◆ INFORMATION GIVEN ◆
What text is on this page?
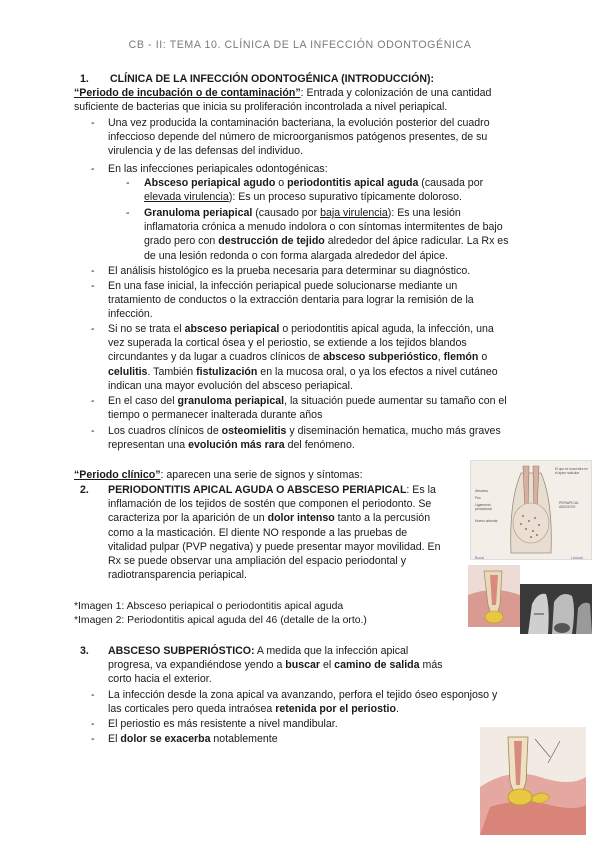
CB - II: TEMA 10. CLÍNICA DE LA INFECCIÓN ODONTOGÉNICA
1. CLÍNICA DE LA INFECCIÓN ODONTOGÉNICA (INTRODUCCIÓN):
“Periodo de incubación o de contaminación”: Entrada y colonización de una cantidad
suficiente de bacterias que inicia su proliferación incontrolada a nivel periapical.
- Una vez producida la contaminación bacteriana, la evolución posterior del cuadro
infeccioso depende del número de microorganismos patógenos presentes, de su
virulencia y de las defensas del individuo.
- En las infecciones periapicales odontogénicas:
- Absceso periapical agudo o periodontitis apical aguda (causada por
elevada virulencia): Es un proceso supurativo típicamente doloroso.
- Granuloma periapical (causado por baja virulencia): Es una lesión
inflamatoria crónica a menudo indolora o con síntomas intermitentes de bajo
grado pero con destrucción de tejido alrededor del ápice radicular. La Rx es
de una lesión redonda o con forma alargada alrededor del ápice.
- El análisis histológico es la prueba necesaria para determinar su diagnóstico.
- En una fase inicial, la infección periapical puede solucionarse mediante un
tratamiento de conductos o la extracción dentaria para lograr la remisión de la
infección.
- Si no se trata el absceso periapical o periodontitis apical aguda, la infección, una
vez superada la cortical ósea y el periostio, se extiende a los tejidos blandos
circundantes y da lugar a cuadros clínicos de absceso subperióstico, flemón o
celulitis. También fistulización en la mucosa oral, o ya los efectos a nivel cutáneo
indican una mayor evolución del absceso periapical.
- En el caso del granuloma periapical, la situación puede aumentar su tamaño con el
tiempo o permanecer inalterada durante años
- Los cuadros clínicos de osteomielitis y diseminación hematica, mucho más graves
representan una evolución más rara del fenómeno.
“Periodo clínico”: aparecen una serie de signos y síntomas:
2.	PERIODONTITIS APICAL AGUDA O ABSCESO PERIAPICAL: Es la
inflamación de los tejidos de sostén que componen el periodonto. Se
caracteriza por la aparición de un dolor intenso tanto a la percusión
como a la masticación. El diente NO responde a las pruebas de
vitalidad pulpar (PVP negativa) y puede presentar mayor movilidad. En
Rx se puede observar una ampliación del espacio periodontal y
radiotransparencia periapical.
*Imagen 1: Absceso periapical o periodontitis apical aguda
*Imagen 2: Periodontitis apical aguda del 46 (detalle de la orto.)
El que se encuentra en el ápice radicular
Absceso
Pus
Ligamento periodontal
Hueso alveolar
PERIAPICAL ABSCESO
Bucal	Lingual
3.	ABSCESO SUBPERIÓSTICO: A medida que la infección apical
progresa, va expandiéndose yendo a buscar el camino de salida más
corto hacia el exterior.
- La infección desde la zona apical va avanzando, perfora el tejido óseo esponjoso y
las corticales pero queda intraósea retenida por el periostio.
- El periostio es más resistente a nivel mandibular.
- El dolor se exacerba notablemente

◆ WHAT TO WORK ON ◆
A word-for-word copy of the entries above is what is needed, without any images.

◆ TASK RESULT ◆
What text is on this page?
CB - II: TEMA 10. CLÍNICA DE LA INFECCIÓN ODONTOGÉNICA
1. CLÍNICA DE LA INFECCIÓN ODONTOGÉNICA (INTRODUCCIÓN):
“Periodo de incubación o de contaminación”: Entrada y colonización de una cantidad
suficiente de bacterias que inicia su proliferación incontrolada a nivel periapical.
- Una vez producida la contaminación bacteriana, la evolución posterior del cuadro
infeccioso depende del número de microorganismos patógenos presentes, de su
virulencia y de las defensas del individuo.
- En las infecciones periapicales odontogénicas:
- Absceso periapical agudo o periodontitis apical aguda (causada por
elevada virulencia): Es un proceso supurativo típicamente doloroso.
- Granuloma periapical (causado por baja virulencia): Es una lesión
inflamatoria crónica a menudo indolora o con síntomas intermitentes de bajo
grado pero con destrucción de tejido alrededor del ápice radicular. La Rx es
de una lesión redonda o con forma alargada alrededor del ápice.
- El análisis histológico es la prueba necesaria para determinar su diagnóstico.
- En una fase inicial, la infección periapical puede solucionarse mediante un
tratamiento de conductos o la extracción dentaria para lograr la remisión de la
infección.
- Si no se trata el absceso periapical o periodontitis apical aguda, la infección, una
vez superada la cortical ósea y el periostio, se extiende a los tejidos blandos
circundantes y da lugar a cuadros clínicos de absceso subperióstico, flemón o
celulitis. También fistulización en la mucosa oral, o ya los efectos a nivel cutáneo
indican una mayor evolución del absceso periapical.
- En el caso del granuloma periapical, la situación puede aumentar su tamaño con el
tiempo o permanecer inalterada durante años
- Los cuadros clínicos de osteomielitis y diseminación hematica, mucho más graves
representan una evolución más rara del fenómeno.
“Periodo clínico”: aparecen una serie de signos y síntomas:
2.	PERIODONTITIS APICAL AGUDA O ABSCESO PERIAPICAL: Es la
inflamación de los tejidos de sostén que componen el periodonto. Se
caracteriza por la aparición de un dolor intenso tanto a la percusión
como a la masticación. El diente NO responde a las pruebas de
vitalidad pulpar (PVP negativa) y puede presentar mayor movilidad. En
Rx se puede observar una ampliación del espacio periodontal y
radiotransparencia periapical.
*Imagen 1: Absceso periapical o periodontitis apical aguda
*Imagen 2: Periodontitis apical aguda del 46 (detalle de la orto.)
El que se encuentra en el ápice radicular
Absceso
Pus
Ligamento periodontal
Hueso alveolar
PERIAPICAL ABSCESO
Bucal	Lingual
3.	ABSCESO SUBPERIÓSTICO: A medida que la infección apical
progresa, va expandiéndose yendo a buscar el camino de salida más
corto hacia el exterior.
- La infección desde la zona apical va avanzando, perfora el tejido óseo esponjoso y
las corticales pero queda intraósea retenida por el periostio.
- El periostio es más resistente a nivel mandibular.
- El dolor se exacerba notablemente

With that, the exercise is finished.